··· Material shown ···

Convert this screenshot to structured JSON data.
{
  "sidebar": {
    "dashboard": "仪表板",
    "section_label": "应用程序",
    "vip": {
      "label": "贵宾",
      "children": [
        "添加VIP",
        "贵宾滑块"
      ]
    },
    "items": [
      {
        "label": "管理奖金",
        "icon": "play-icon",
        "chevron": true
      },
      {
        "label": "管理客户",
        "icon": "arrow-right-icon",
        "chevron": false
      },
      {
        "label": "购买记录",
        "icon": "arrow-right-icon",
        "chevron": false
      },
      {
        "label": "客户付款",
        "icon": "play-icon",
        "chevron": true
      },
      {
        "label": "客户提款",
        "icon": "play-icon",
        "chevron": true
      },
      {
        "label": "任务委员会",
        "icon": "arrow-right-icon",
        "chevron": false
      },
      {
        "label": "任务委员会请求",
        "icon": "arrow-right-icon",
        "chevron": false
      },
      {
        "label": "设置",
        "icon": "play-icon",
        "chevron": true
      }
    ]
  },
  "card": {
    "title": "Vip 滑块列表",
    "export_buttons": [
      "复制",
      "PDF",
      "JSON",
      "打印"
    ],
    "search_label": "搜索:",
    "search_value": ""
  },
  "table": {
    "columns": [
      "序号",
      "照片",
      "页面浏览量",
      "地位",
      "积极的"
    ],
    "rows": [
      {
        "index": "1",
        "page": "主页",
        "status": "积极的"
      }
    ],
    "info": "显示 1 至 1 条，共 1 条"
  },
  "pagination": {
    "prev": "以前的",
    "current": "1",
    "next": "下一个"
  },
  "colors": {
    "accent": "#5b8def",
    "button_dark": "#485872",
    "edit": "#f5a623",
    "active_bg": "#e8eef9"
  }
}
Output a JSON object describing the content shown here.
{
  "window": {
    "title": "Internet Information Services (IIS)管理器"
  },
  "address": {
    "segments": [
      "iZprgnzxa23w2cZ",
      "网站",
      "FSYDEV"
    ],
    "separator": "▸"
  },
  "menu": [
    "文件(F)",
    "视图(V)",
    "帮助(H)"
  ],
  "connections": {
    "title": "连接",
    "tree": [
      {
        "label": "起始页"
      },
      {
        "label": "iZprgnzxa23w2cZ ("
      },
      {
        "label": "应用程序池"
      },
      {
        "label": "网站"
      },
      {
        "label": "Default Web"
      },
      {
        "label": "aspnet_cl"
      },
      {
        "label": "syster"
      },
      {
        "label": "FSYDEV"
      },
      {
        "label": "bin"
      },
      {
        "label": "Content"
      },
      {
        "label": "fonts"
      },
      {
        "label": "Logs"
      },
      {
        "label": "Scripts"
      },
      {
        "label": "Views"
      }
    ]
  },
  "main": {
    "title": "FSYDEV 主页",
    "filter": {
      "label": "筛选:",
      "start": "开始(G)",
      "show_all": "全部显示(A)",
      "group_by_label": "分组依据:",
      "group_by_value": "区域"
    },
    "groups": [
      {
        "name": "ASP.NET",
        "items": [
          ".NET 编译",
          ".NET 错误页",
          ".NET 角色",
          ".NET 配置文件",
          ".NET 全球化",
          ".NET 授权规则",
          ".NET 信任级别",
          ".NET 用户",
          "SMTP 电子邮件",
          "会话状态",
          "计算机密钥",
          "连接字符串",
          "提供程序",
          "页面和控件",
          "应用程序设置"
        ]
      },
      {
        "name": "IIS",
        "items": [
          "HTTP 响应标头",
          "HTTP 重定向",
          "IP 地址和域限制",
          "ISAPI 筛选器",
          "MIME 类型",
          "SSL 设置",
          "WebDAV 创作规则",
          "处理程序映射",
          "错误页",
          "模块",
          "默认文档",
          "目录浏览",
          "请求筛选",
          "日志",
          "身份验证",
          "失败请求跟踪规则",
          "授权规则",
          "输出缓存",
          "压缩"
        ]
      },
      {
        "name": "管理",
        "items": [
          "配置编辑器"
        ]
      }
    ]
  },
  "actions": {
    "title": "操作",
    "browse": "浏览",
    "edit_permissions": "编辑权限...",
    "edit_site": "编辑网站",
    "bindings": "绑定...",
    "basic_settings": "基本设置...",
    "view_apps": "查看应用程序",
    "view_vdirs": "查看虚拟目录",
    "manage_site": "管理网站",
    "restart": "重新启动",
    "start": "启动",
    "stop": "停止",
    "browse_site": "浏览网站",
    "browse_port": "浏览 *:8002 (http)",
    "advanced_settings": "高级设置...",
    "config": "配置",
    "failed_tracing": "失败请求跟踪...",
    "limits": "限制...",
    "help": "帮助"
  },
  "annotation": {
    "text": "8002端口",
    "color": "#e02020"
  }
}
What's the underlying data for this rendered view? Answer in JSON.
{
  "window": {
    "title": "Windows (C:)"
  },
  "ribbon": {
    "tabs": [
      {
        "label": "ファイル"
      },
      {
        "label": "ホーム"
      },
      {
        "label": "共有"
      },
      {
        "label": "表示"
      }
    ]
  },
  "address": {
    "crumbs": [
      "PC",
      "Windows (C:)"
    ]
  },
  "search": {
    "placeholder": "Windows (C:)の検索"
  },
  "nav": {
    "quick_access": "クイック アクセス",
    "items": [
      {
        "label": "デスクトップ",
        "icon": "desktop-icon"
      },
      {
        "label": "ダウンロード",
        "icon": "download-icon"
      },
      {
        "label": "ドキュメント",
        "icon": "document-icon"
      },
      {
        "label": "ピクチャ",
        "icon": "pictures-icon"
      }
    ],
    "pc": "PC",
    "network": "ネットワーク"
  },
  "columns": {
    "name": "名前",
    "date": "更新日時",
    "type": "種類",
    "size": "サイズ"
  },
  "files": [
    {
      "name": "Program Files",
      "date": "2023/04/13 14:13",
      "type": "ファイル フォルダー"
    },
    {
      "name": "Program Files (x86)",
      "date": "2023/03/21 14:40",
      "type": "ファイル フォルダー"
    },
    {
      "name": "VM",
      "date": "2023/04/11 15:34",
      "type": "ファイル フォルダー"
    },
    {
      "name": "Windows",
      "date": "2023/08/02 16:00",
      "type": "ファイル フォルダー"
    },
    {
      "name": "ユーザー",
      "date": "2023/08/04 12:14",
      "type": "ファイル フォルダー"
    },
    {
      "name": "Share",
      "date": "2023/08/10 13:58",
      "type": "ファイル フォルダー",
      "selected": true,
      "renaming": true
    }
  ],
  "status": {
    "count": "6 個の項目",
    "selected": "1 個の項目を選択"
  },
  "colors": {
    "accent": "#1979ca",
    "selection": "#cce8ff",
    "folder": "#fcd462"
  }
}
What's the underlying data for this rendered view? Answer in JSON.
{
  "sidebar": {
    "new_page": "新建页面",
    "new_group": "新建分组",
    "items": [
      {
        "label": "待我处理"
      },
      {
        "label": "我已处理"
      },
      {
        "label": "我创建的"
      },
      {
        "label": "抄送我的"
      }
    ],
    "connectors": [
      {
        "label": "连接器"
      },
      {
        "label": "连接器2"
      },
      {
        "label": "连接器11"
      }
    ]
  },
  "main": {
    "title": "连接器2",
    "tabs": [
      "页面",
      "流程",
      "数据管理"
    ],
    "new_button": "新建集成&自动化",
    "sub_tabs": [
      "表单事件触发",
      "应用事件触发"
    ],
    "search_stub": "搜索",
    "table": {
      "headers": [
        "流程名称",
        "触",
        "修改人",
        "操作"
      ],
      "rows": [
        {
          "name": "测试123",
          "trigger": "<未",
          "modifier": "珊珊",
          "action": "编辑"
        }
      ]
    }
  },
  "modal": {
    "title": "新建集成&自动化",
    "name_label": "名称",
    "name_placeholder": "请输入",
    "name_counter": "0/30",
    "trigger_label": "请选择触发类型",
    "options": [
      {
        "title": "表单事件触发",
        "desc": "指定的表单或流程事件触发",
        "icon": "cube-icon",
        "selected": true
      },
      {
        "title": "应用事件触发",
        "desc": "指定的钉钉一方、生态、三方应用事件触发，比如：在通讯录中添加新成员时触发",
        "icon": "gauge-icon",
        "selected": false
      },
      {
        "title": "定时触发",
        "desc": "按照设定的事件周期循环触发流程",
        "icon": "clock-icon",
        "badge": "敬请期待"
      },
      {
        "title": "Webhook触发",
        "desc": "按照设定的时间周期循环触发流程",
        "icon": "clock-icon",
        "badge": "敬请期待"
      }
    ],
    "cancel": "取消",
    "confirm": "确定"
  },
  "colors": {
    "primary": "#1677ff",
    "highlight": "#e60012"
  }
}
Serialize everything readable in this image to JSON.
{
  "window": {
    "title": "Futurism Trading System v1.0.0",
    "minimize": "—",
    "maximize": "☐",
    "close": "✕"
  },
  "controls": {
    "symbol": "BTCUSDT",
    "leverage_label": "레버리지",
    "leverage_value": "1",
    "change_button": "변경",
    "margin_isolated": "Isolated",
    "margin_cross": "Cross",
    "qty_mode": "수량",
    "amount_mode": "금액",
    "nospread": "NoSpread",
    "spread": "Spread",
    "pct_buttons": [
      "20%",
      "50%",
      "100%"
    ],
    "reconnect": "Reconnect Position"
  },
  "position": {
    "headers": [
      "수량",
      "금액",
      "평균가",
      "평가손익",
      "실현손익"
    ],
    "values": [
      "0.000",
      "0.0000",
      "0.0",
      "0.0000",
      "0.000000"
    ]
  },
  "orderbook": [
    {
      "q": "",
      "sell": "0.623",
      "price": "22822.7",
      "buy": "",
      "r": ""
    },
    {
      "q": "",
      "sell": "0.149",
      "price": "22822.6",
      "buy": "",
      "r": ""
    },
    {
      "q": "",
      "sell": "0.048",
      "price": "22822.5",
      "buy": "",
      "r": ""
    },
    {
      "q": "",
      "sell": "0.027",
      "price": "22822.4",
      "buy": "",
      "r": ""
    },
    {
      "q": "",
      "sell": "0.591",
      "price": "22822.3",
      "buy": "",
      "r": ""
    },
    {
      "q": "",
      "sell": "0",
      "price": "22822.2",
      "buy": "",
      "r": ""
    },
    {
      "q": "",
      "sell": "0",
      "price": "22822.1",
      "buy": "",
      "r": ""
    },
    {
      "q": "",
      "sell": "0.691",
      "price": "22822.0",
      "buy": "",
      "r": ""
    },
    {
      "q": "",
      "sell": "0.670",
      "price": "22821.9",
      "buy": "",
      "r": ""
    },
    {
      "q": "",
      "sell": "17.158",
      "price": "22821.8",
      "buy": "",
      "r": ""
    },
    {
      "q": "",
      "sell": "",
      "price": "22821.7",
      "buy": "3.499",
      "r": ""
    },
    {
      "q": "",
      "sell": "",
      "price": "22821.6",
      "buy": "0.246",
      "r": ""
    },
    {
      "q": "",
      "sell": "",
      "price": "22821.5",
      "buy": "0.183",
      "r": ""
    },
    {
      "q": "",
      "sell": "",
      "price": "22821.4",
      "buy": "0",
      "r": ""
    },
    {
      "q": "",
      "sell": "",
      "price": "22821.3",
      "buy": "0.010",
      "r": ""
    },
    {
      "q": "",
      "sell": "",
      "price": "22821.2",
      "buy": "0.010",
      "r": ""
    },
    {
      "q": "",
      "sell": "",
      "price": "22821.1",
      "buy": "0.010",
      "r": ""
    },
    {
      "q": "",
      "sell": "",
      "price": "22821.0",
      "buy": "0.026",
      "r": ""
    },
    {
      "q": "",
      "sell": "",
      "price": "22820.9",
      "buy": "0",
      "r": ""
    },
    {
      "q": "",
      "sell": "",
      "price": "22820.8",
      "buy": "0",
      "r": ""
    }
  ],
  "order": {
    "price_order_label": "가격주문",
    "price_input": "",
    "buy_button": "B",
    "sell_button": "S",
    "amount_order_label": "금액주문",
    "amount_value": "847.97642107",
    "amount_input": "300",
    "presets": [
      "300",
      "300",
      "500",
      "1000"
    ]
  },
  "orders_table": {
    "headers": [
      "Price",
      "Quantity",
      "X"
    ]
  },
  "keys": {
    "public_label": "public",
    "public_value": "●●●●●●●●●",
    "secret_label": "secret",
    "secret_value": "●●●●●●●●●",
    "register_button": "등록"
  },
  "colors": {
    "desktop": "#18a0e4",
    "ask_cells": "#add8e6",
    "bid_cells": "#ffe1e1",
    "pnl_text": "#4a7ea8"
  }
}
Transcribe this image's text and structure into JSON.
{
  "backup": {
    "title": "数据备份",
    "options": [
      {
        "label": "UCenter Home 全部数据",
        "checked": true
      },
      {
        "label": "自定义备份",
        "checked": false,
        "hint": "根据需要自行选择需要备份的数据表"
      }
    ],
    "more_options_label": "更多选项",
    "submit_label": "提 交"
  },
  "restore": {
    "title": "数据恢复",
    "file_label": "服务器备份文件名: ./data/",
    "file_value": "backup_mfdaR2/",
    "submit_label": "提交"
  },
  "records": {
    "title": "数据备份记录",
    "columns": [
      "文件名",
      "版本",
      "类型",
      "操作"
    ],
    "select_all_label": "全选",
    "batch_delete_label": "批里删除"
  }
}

···

## Requirements
From the line that contains "Transcribe this image's" to the last line of the material above, repeat every line exactly, keeping both the first and the last.

## Reply to the task
Transcribe this image's text and structure into JSON.
{
  "backup": {
    "title": "数据备份",
    "options": [
      {
        "label": "UCenter Home 全部数据",
        "checked": true
      },
      {
        "label": "自定义备份",
        "checked": false,
        "hint": "根据需要自行选择需要备份的数据表"
      }
    ],
    "more_options_label": "更多选项",
    "submit_label": "提 交"
  },
  "restore": {
    "title": "数据恢复",
    "file_label": "服务器备份文件名: ./data/",
    "file_value": "backup_mfdaR2/",
    "submit_label": "提交"
  },
  "records": {
    "title": "数据备份记录",
    "columns": [
      "文件名",
      "版本",
      "类型",
      "操作"
    ],
    "select_all_label": "全选",
    "batch_delete_label": "批里删除"
  }
}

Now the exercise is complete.